SOURCE TEXT ::

Lists, tuples and memory.

Larry Bates lbates at swamisoft.com
Thu Jul 15 16:15:16 EDT 2004


Any reason not to put the words into a dictionary?

Then your code becomes:

lstdict=dict([(x.lower().strip(), None) for x in
              file("D:\\CommonDictionary.txt")])


if lstdict.has_key(word):
  do something

(not tested, but should be close)

I'll bet access is faster (even if loading is slightly slower).
You also benefit from the fact that the dictionary file
doesn't need to be kept sorted.

HTH,
Larry Bates
Syscon, Inc.

"Elbert Lev" <elbertlev at hotmail.com> wrote in message
news:9418be08.0407151109.15894fe7 at posting.google.com...
> Hi, all!
>
> Here is the problem:
> I have a file, which contains a common dictionary - one word per line
> (appr. 700KB and 70000 words). I have to read it in memory for future
> "spell checking" of the words comming from the customer. The file is
> presorted. So here it goes:
>
> lstdict = map(lambda x: x.lower().strip(),
> file("D:\\CommonDictionary.txt"))
>
> Works like a charm. It takes on my machine 0.7 seconds to do the trick
> and python.exe (from task manager data) was using before this line is
> executed
> 2636K, and after 5520K. The difference is 2884K. Not that bad, taking
> into account that in C I'd read the file in memory (700K) scan for
> CRs, count them, replace with '\0' and allocate the index vector of
> the word beginnigs of the size I found while counting CRs. In this
> particular case index vector would be almost 300K. So far so good!
>
> Then I realized, that lstdict as a list is an overkill. Tuple is
> enough in my case. So I modified the code:
>
> t = tuple(file("D:\\CommonDictionary.txt"))
> lstdict = map(lambda x: x.lower().strip(), t)
>
> This code works a little bit faster: 0.5 sec, but takes 5550K memory.
> And maybe this is understandable: after all the first line creates a
> list and a tuple and the second another tuple (all of the same size).
>
> But then I decieded to compare this pieces:
>
> t = tuple(file("D:\\CommonDictionary.txt"))        # 1
> lstdict = map(lambda x: x.lower().strip(), t)      # 2
>
> lstdict = map(lambda x: x.lower().strip(),
> file("D:\\CommonDictionary.txt")) # 3
>
> As expected, after line 2 memory was 5550K, but after line 3 it jumped
> to 7996K!!!
>
> The question:
>
> If refference counting is used, why the second assignment to lstdict
> (line 3) did not free the memory alocated by the first one (line 2)
> and reuse it?
>
> So one more experiment:
>
> t = tuple(file("D:\\CommonDictionary.txt"))        # 1
> lstdict = map(lambda x: x.lower().strip(), t)      # 2
> del lstdict                                        # 3
> lstdict = map(lambda x: x.lower().strip(),
> file("D:\\CommonDictionary.txt")) # 4
>
> In this case executing line 4 did not add memory!
>
> By the way, the search speed is very-very good when done by function:
>
> def inDict(lstdict, word):
>     try:
>         return lstdict[bisect(lstdict, word) - 1] == word
>     except:
>         return False
>
> 500 words are tested in less then 0.03 seconds.

TASKS TO CARRY OUT ::
• A. List every time measurement in seconds that the post reports.
• B. Rewrite the part of the post between "Then your code" and "should be close)", inclusive, changing "lstdict" to "words".

INFORMATION GIVEN ::
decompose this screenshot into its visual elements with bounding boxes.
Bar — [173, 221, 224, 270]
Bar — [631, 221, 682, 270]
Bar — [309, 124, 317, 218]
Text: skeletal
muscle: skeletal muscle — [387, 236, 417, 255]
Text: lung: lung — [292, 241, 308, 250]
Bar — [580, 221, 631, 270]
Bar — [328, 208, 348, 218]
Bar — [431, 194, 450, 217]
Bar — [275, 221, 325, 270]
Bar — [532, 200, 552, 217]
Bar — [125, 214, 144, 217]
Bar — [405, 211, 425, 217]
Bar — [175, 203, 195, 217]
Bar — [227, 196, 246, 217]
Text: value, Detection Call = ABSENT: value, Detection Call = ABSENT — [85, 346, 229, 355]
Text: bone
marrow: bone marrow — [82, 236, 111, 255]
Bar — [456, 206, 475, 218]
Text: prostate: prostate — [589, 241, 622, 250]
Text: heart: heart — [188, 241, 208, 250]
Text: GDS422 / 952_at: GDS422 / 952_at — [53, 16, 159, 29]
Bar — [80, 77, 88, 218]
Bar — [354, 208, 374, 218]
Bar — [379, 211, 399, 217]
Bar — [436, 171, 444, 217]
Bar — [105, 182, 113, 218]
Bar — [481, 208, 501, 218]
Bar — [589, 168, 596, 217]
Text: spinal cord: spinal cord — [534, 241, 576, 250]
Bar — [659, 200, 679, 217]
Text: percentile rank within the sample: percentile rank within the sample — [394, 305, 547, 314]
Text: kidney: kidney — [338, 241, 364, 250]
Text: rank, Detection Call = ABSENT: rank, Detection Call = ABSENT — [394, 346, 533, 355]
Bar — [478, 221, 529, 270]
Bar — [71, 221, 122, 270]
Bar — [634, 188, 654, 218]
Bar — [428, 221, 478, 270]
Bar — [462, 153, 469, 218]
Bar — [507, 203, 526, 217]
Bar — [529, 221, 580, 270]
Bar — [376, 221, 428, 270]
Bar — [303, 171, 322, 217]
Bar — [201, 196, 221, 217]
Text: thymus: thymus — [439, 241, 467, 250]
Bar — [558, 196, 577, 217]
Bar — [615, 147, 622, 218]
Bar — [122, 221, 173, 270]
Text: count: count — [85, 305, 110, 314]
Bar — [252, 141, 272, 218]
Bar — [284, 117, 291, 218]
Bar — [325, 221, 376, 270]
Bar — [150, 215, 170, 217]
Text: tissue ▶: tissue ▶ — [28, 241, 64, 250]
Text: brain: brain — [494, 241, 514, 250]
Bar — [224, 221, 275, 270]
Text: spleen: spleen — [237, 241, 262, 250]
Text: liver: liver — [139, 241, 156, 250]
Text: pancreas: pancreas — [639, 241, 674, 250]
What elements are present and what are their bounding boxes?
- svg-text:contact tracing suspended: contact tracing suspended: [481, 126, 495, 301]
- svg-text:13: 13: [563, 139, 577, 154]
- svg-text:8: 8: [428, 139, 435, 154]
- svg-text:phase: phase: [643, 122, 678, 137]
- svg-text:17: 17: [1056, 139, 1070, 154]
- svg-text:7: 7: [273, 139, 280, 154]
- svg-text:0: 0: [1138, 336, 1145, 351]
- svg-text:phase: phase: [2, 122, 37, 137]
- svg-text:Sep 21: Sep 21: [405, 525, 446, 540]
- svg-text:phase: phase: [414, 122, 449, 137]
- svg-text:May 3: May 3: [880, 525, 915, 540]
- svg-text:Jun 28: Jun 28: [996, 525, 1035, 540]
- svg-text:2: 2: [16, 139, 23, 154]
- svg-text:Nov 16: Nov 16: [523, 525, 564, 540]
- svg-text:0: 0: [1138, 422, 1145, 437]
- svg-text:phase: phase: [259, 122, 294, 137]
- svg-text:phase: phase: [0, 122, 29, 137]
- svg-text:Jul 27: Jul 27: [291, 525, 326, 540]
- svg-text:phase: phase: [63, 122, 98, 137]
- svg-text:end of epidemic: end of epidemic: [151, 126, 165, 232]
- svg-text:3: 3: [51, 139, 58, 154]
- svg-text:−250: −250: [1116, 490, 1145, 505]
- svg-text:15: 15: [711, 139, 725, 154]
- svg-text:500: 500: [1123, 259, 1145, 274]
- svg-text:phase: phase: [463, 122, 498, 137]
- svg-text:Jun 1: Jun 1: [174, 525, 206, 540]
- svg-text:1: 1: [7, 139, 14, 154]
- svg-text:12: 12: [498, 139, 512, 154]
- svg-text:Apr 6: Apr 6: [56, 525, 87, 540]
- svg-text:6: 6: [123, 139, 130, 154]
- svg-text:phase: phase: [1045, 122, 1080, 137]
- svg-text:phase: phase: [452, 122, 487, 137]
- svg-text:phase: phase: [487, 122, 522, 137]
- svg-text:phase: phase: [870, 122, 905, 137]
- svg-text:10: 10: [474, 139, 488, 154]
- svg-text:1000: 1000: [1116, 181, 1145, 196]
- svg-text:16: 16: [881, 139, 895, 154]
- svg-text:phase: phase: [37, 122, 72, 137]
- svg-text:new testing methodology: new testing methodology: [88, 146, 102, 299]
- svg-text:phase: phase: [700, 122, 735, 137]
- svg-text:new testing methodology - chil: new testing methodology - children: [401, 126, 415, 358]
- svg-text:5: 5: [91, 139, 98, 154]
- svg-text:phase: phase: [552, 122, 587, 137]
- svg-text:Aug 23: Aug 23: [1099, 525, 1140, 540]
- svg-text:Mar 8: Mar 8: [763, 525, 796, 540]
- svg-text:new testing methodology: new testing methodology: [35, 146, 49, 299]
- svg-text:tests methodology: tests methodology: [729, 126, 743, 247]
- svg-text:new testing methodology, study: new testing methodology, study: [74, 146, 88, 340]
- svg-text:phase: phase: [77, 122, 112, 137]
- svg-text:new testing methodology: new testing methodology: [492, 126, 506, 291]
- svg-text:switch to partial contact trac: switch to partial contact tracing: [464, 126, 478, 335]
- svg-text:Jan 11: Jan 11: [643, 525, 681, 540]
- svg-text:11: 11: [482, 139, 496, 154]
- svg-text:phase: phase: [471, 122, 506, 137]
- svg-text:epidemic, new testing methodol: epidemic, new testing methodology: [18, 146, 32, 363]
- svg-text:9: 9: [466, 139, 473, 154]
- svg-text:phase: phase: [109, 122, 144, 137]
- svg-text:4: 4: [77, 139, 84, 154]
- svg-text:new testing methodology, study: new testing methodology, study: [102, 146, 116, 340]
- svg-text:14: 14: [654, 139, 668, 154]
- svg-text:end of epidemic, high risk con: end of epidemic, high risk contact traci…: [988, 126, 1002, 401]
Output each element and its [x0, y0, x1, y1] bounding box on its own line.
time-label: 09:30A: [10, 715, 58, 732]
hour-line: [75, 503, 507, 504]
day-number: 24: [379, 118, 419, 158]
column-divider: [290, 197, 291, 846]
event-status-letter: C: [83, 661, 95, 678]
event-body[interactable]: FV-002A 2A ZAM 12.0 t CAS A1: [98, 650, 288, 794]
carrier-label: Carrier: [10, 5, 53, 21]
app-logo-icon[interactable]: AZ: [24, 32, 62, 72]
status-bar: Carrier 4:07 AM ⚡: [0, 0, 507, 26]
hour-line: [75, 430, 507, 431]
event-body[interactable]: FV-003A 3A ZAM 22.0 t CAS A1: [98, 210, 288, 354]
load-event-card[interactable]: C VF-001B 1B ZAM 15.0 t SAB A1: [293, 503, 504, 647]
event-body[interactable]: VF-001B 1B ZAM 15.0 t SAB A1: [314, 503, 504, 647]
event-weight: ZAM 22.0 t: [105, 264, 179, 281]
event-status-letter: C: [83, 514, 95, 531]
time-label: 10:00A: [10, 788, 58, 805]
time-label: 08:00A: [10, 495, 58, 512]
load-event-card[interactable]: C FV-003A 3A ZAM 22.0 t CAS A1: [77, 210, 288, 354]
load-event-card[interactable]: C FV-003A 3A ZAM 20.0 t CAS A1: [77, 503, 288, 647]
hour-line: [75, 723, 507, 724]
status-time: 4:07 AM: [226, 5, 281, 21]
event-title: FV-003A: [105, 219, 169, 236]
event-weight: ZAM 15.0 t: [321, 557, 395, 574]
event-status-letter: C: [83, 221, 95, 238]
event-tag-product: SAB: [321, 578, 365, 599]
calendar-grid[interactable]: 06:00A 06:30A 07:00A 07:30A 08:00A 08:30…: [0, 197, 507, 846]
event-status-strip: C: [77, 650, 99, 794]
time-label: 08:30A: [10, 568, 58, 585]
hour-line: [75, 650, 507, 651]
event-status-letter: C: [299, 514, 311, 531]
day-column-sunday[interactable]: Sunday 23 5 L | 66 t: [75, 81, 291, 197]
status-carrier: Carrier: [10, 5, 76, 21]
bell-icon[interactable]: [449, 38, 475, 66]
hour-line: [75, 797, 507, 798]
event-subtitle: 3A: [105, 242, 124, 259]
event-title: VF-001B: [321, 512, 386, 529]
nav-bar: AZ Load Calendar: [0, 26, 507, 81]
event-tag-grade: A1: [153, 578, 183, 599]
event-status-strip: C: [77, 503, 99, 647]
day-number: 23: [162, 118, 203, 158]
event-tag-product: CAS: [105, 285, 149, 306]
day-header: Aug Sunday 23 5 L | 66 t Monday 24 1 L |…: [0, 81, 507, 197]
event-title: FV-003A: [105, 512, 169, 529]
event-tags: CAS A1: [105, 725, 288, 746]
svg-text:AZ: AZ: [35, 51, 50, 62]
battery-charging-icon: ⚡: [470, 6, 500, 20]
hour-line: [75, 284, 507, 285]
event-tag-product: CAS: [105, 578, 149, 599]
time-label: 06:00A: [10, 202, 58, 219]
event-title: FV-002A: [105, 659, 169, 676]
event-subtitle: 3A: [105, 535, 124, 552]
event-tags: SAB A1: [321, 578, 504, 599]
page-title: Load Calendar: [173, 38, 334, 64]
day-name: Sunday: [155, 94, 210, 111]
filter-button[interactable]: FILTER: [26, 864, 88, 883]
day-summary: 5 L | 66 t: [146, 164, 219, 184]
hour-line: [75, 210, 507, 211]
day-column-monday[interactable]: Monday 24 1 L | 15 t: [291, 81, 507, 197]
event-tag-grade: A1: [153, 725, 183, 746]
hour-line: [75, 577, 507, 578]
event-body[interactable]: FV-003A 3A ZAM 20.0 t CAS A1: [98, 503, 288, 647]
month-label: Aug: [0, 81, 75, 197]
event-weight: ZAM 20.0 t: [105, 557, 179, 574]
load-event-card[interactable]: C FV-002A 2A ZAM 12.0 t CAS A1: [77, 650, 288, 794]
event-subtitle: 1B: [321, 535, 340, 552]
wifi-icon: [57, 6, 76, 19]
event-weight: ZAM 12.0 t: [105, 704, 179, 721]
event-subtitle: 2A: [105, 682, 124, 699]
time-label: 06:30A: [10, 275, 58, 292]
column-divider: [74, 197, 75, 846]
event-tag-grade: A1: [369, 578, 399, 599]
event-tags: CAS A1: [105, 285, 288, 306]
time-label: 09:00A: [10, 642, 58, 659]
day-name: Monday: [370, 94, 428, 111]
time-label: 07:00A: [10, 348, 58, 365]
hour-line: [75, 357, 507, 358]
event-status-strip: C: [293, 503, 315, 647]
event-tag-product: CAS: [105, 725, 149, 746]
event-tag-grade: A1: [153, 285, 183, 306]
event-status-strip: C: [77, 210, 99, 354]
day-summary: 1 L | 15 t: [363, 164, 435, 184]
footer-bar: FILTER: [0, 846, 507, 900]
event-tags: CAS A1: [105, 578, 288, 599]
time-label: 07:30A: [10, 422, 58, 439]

RESULTS ::
• A. 0.7 seconds, 0.5 sec, 0.03 seconds

• B.
Then your code becomes:

words=dict([(x.lower().strip(), None) for x in
              file("D:\\CommonDictionary.txt")])


if words.has_key(word):
  do something

(not tested, but should be close)